YOUR TASK:
Find the word "balais" in the listing; pull out each line holding it.

* START RECORD EXTRACTS *

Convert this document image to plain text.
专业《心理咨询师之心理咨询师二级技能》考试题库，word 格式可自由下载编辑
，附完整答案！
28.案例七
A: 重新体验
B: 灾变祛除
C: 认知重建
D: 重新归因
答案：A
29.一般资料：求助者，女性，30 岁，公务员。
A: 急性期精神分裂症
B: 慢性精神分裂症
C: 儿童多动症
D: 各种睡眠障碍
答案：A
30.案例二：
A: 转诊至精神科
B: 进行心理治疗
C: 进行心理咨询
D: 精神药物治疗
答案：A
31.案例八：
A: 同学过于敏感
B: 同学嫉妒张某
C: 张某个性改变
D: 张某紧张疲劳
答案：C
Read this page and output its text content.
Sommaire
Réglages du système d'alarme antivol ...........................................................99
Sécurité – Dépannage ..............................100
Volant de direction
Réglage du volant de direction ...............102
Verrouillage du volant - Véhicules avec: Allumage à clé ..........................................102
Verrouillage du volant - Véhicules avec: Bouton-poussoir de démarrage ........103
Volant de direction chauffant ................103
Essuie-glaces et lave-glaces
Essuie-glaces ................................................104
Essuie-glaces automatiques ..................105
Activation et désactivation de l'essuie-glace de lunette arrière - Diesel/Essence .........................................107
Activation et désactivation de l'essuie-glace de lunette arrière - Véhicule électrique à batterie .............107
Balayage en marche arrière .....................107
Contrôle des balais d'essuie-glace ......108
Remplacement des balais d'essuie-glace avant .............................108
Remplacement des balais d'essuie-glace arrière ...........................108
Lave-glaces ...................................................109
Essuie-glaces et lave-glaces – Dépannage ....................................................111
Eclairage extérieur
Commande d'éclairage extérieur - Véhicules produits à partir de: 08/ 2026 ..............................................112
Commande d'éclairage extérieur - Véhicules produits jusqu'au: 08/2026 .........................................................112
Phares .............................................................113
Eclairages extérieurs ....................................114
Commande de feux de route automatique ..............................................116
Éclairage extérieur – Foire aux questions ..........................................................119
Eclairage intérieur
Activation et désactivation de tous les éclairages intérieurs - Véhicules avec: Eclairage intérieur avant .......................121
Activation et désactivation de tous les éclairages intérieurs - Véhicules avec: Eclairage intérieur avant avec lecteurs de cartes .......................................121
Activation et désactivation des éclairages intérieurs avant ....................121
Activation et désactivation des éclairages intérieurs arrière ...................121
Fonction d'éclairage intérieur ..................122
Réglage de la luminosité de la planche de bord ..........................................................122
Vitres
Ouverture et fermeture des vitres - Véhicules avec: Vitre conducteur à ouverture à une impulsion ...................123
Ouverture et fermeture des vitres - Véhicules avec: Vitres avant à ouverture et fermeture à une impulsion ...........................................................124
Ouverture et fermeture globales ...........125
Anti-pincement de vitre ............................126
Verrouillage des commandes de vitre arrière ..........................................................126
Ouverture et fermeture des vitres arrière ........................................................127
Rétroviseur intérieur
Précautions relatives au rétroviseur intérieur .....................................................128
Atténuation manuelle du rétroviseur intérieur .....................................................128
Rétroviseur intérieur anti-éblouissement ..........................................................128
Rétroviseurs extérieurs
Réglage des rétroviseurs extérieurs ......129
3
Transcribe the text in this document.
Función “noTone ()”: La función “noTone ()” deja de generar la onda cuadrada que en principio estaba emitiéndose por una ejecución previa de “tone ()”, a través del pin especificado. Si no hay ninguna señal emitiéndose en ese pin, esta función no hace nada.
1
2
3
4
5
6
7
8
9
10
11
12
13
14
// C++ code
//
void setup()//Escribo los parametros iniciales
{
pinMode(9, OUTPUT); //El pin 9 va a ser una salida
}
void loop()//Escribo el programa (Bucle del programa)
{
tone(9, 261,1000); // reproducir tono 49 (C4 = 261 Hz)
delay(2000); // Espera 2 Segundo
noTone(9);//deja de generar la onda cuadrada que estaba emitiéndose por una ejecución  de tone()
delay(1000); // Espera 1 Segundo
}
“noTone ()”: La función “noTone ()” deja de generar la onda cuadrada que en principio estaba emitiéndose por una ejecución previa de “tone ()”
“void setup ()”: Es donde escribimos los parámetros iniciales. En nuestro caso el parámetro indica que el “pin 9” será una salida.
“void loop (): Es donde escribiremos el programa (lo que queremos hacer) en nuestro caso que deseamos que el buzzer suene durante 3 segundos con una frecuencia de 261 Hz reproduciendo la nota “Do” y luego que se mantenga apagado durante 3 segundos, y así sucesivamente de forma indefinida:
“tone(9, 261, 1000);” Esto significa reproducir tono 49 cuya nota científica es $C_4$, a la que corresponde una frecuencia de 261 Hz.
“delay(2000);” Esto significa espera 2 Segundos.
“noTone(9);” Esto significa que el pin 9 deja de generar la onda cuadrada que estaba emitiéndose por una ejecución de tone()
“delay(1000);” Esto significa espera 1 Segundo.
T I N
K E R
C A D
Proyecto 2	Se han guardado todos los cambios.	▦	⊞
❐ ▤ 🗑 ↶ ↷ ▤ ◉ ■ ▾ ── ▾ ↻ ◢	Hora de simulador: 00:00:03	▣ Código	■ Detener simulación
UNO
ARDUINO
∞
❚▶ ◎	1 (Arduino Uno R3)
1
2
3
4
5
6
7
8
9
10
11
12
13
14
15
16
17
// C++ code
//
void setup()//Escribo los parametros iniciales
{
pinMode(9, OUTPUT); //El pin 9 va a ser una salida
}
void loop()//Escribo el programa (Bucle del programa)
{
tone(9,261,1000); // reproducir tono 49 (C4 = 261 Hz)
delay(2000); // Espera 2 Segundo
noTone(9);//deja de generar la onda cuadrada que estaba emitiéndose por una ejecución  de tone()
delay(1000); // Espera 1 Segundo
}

* END RECORD EXTRACTS *

EXERCISE ANSWER:
Contrôle des balais d'essuie-glace ......108
Remplacement des balais d'essuie-glace avant .............................108
Remplacement des balais d'essuie-glace arrière ...........................108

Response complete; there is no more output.